**Document extract**
The pension rights of AOCDS members employed on June 28, 2002 vested when they accepted public employment. (Miller, supra, 18 Cal.3d at p. 817.) The vested rights are not immutable. (Id. at p. 816.) The County may make reasonable changes to a pension plan before the pension becomes payable, so long as any disadvantages to the employees are accompanied by comparable new advantages. (Ibid.) The AOCDS members’ contractual pension expectations include not only those benefits in effect when they accepted employment, but also those conferred during their tenure. (Betts v. Board of Administration, supra, 21 Cal.3d at p. 866.) Therefore, when the County Board of Supervisors approved the increase to 3% at 50 to take effect on June 28, 2002, the vested rights of AOCDS members employed on that date included the enhanced pension benefit formula, which was conferred during their employment.
The resolution adopting 3% at 50 specifically provided that the enhancement applied to all years of service, including years worked before June 28, 2002. This retroactive application also became part of the contract of employment of all AOCDS members. (Sweesy, supra, 17 Cal.2d at pp. 359–360.) The increased benefits were not extra compensation. (Id. at p. 363; Nelson, supra, 21 Cal.App.3d at p. 918.) The 3% at 50 enhancement did not provide AOCDS members with additional compensation while they worked for the County. Rather, it would become part of the calculation of the employees’ pension benefits upon retirement. (American River, supra, 58 Cal.App.4th at p. 27.) The 3% at 50 resulted in increased benefits upon retirement, but was not additional compensation. (Id. at p. 28.) Instead, it altered the prior pension benefits and perhaps provided an incentive to retire. (Id. at p. 27.)

**Written task**
Write out the entire text on the County's 3% at 50 pension enhancement, word for word. The records that come next are unrelated material, separate from the text above.

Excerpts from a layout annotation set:
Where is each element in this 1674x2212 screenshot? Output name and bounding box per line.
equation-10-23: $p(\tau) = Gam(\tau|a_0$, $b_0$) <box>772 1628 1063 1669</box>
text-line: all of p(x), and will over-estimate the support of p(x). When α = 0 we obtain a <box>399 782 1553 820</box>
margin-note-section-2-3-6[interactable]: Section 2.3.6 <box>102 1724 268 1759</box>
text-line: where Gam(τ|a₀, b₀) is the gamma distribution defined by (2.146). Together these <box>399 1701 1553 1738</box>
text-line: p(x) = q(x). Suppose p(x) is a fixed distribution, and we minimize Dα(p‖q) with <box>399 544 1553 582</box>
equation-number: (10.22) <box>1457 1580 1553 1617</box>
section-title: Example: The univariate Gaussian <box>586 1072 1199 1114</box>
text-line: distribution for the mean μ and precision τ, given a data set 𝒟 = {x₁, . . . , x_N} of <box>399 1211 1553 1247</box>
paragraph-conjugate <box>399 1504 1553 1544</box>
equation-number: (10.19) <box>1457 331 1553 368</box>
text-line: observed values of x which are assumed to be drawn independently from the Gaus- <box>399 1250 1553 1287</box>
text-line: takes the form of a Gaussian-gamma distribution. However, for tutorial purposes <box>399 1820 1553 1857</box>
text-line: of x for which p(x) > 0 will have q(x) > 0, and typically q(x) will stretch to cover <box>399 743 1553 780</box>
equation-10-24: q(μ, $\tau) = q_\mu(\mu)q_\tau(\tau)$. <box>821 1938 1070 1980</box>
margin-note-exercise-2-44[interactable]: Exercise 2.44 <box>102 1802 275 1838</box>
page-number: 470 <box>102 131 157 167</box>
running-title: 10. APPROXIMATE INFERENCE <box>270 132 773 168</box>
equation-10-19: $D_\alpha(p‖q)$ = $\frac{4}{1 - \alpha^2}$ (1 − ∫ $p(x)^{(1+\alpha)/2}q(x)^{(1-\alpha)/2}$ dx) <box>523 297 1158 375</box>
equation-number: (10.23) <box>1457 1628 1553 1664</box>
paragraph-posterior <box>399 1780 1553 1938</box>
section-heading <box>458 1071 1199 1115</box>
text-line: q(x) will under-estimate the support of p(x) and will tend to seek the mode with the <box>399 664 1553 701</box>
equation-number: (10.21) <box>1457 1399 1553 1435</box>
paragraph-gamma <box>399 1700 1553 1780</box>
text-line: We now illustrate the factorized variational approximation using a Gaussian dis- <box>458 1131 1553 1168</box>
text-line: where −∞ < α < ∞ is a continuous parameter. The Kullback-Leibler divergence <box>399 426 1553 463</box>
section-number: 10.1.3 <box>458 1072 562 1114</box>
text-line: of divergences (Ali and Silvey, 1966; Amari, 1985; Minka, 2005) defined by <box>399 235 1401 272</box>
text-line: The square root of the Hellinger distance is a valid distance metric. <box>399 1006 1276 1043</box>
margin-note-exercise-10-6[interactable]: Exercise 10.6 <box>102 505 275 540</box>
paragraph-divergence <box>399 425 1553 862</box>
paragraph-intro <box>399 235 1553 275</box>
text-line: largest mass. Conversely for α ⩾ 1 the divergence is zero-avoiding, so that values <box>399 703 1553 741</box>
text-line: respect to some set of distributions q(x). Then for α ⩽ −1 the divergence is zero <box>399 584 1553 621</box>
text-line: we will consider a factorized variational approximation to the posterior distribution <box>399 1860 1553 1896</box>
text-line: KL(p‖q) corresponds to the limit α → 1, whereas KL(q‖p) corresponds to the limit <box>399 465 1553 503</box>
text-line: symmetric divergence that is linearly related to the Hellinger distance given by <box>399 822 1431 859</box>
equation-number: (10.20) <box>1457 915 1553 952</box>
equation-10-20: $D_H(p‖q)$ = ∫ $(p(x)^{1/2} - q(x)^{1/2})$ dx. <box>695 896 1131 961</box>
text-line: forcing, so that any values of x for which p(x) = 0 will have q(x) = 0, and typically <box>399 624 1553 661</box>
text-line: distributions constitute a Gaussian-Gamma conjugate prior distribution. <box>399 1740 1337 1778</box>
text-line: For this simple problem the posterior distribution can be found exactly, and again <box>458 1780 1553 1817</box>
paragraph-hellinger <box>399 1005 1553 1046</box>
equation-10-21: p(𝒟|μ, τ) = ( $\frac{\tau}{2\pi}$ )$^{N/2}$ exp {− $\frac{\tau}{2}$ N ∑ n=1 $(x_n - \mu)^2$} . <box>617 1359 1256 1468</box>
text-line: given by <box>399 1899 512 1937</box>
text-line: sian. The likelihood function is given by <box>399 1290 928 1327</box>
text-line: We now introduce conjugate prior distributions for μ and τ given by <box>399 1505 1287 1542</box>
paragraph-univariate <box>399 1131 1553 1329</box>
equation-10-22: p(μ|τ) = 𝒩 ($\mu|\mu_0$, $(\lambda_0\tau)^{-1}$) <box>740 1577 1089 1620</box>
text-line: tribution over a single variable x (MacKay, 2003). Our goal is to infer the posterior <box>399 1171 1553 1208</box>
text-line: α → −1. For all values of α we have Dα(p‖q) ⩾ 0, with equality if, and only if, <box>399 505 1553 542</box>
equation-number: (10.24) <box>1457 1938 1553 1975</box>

**Exercise solution**
The pension rights of AOCDS members employed on June 28, 2002 vested when they accepted public employment. (Miller, supra, 18 Cal.3d at p. 817.) The vested rights are not immutable. (Id. at p. 816.) The County may make reasonable changes to a pension plan before the pension becomes payable, so long as any disadvantages to the employees are accompanied by comparable new advantages. (Ibid.) The AOCDS members’ contractual pension expectations include not only those benefits in effect when they accepted employment, but also those conferred during their tenure. (Betts v. Board of Administration, supra, 21 Cal.3d at p. 866.) Therefore, when the County Board of Supervisors approved the increase to 3% at 50 to take effect on June 28, 2002, the vested rights of AOCDS members employed on that date included the enhanced pension benefit formula, which was conferred during their employment.
The resolution adopting 3% at 50 specifically provided that the enhancement applied to all years of service, including years worked before June 28, 2002. This retroactive application also became part of the contract of employment of all AOCDS members. (Sweesy, supra, 17 Cal.2d at pp. 359–360.) The increased benefits were not extra compensation. (Id. at p. 363; Nelson, supra, 21 Cal.App.3d at p. 918.) The 3% at 50 enhancement did not provide AOCDS members with additional compensation while they worked for the County. Rather, it would become part of the calculation of the employees’ pension benefits upon retirement. (American River, supra, 58 Cal.App.4th at p. 27.) The 3% at 50 resulted in increased benefits upon retirement, but was not additional compensation. (Id. at p. 28.) Instead, it altered the prior pension benefits and perhaps provided an incentive to retire. (Id. at p. 27.)